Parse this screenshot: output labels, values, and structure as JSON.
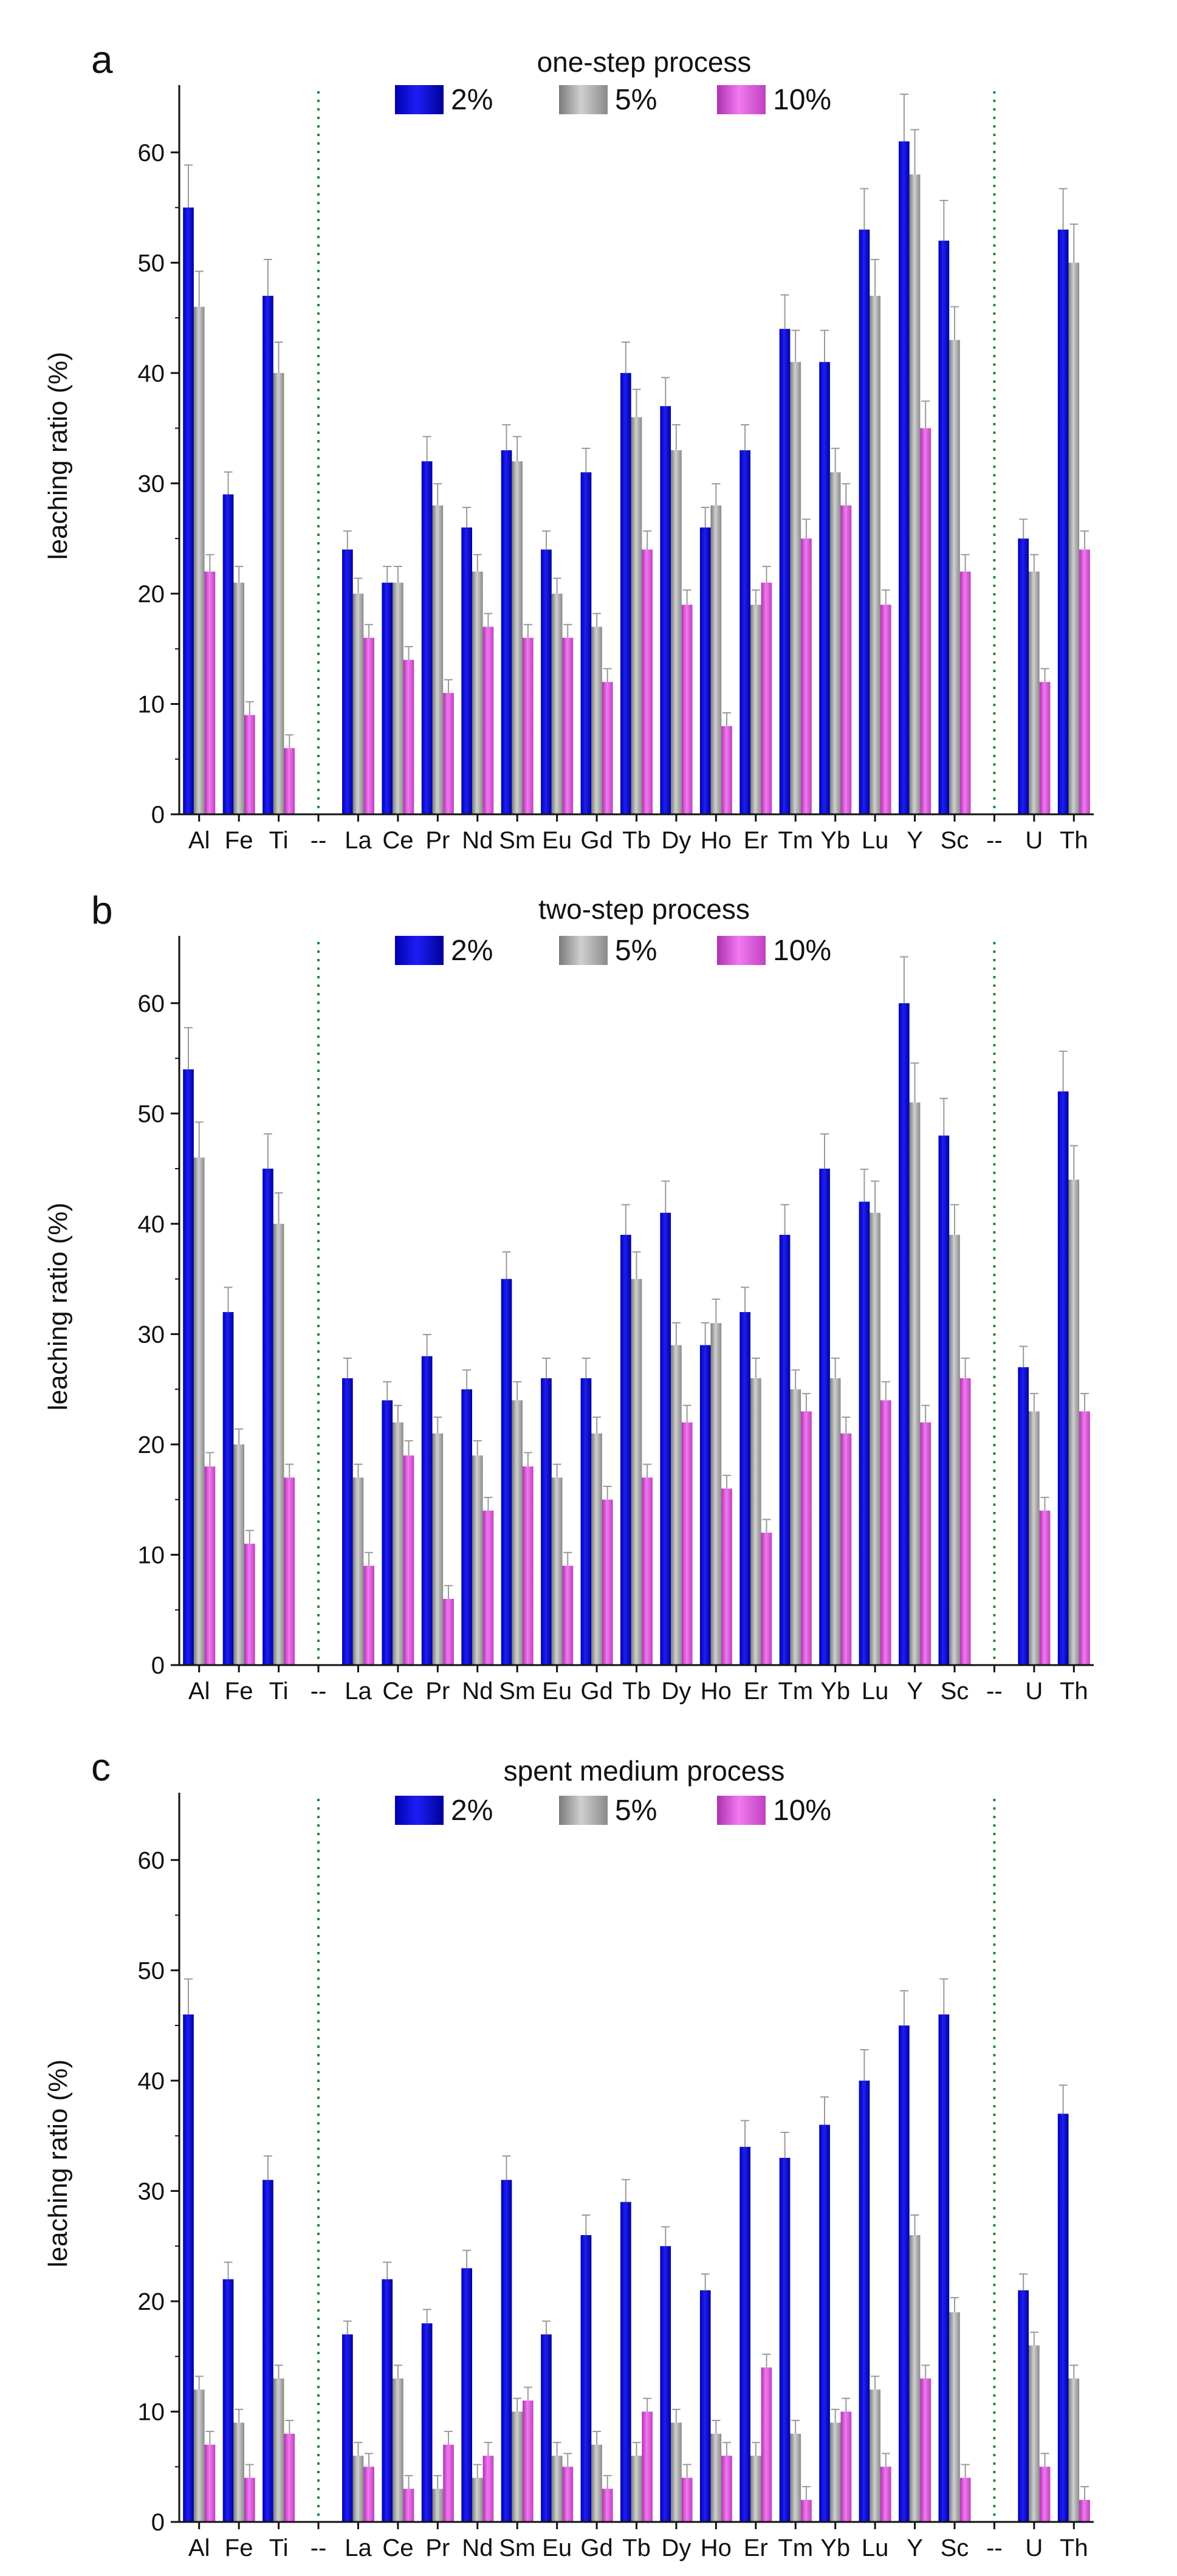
{
  "figure": {
    "description": "Three-panel grouped bar chart of leaching ratios"
  },
  "colors": {
    "series_2pct": "#0a0ad8",
    "series_5pct": "#a8a8a8",
    "series_10pct": "#e055e0",
    "separator": "#1f8a3a",
    "axis": "#111111"
  },
  "chart_data": [
    {
      "type": "bar",
      "panel_letter": "a",
      "title": "one-step process",
      "ylabel": "leaching ratio (%)",
      "xlabel": "",
      "ylim": [
        0,
        65
      ],
      "yticks": [
        0,
        10,
        20,
        30,
        40,
        50,
        60
      ],
      "grid": false,
      "legend": "top-center",
      "separators_after": [
        "--"
      ],
      "categories": [
        "Al",
        "Fe",
        "Ti",
        "--",
        "La",
        "Ce",
        "Pr",
        "Nd",
        "Sm",
        "Eu",
        "Gd",
        "Tb",
        "Dy",
        "Ho",
        "Er",
        "Tm",
        "Yb",
        "Lu",
        "Y",
        "Sc",
        "--",
        "U",
        "Th"
      ],
      "series": [
        {
          "name": "2%",
          "values": [
            55,
            29,
            47,
            null,
            24,
            21,
            32,
            26,
            33,
            24,
            31,
            40,
            37,
            26,
            33,
            44,
            41,
            53,
            61,
            52,
            null,
            25,
            53
          ]
        },
        {
          "name": "5%",
          "values": [
            46,
            21,
            40,
            null,
            20,
            21,
            28,
            22,
            32,
            20,
            17,
            36,
            33,
            28,
            19,
            41,
            31,
            47,
            58,
            43,
            null,
            22,
            50
          ]
        },
        {
          "name": "10%",
          "values": [
            22,
            9,
            6,
            null,
            16,
            14,
            11,
            17,
            16,
            16,
            12,
            24,
            19,
            8,
            21,
            25,
            28,
            19,
            35,
            22,
            null,
            12,
            24
          ]
        }
      ]
    },
    {
      "type": "bar",
      "panel_letter": "b",
      "title": "two-step process",
      "ylabel": "leaching ratio (%)",
      "xlabel": "",
      "ylim": [
        0,
        65
      ],
      "yticks": [
        0,
        10,
        20,
        30,
        40,
        50,
        60
      ],
      "grid": false,
      "legend": "top-center",
      "categories": [
        "Al",
        "Fe",
        "Ti",
        "--",
        "La",
        "Ce",
        "Pr",
        "Nd",
        "Sm",
        "Eu",
        "Gd",
        "Tb",
        "Dy",
        "Ho",
        "Er",
        "Tm",
        "Yb",
        "Lu",
        "Y",
        "Sc",
        "--",
        "U",
        "Th"
      ],
      "series": [
        {
          "name": "2%",
          "values": [
            54,
            32,
            45,
            null,
            26,
            24,
            28,
            25,
            35,
            26,
            26,
            39,
            41,
            29,
            32,
            39,
            45,
            42,
            60,
            48,
            null,
            27,
            52
          ]
        },
        {
          "name": "5%",
          "values": [
            46,
            20,
            40,
            null,
            17,
            22,
            21,
            19,
            24,
            17,
            21,
            35,
            29,
            31,
            26,
            25,
            26,
            41,
            51,
            39,
            null,
            23,
            44
          ]
        },
        {
          "name": "10%",
          "values": [
            18,
            11,
            17,
            null,
            9,
            19,
            6,
            14,
            18,
            9,
            15,
            17,
            22,
            16,
            12,
            23,
            21,
            24,
            22,
            26,
            null,
            14,
            23
          ]
        }
      ]
    },
    {
      "type": "bar",
      "panel_letter": "c",
      "title": "spent medium process",
      "ylabel": "leaching ratio (%)",
      "xlabel": "",
      "ylim": [
        0,
        65
      ],
      "yticks": [
        0,
        10,
        20,
        30,
        40,
        50,
        60
      ],
      "grid": false,
      "legend": "top-center",
      "categories": [
        "Al",
        "Fe",
        "Ti",
        "--",
        "La",
        "Ce",
        "Pr",
        "Nd",
        "Sm",
        "Eu",
        "Gd",
        "Tb",
        "Dy",
        "Ho",
        "Er",
        "Tm",
        "Yb",
        "Lu",
        "Y",
        "Sc",
        "--",
        "U",
        "Th"
      ],
      "series": [
        {
          "name": "2%",
          "values": [
            46,
            22,
            31,
            null,
            17,
            22,
            18,
            23,
            31,
            17,
            26,
            29,
            25,
            21,
            34,
            33,
            36,
            40,
            45,
            46,
            null,
            21,
            37
          ]
        },
        {
          "name": "5%",
          "values": [
            12,
            9,
            13,
            null,
            6,
            13,
            3,
            4,
            10,
            6,
            7,
            6,
            9,
            8,
            6,
            8,
            9,
            12,
            26,
            19,
            null,
            16,
            13
          ]
        },
        {
          "name": "10%",
          "values": [
            7,
            4,
            8,
            null,
            5,
            3,
            7,
            6,
            11,
            5,
            3,
            10,
            4,
            6,
            14,
            2,
            10,
            5,
            13,
            4,
            null,
            5,
            2
          ]
        }
      ]
    }
  ]
}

-- WRITTEN INSTRUCTION --
Give the number of lines that carry the word "step", with nothing added.

-- WORKED ANSWER --
2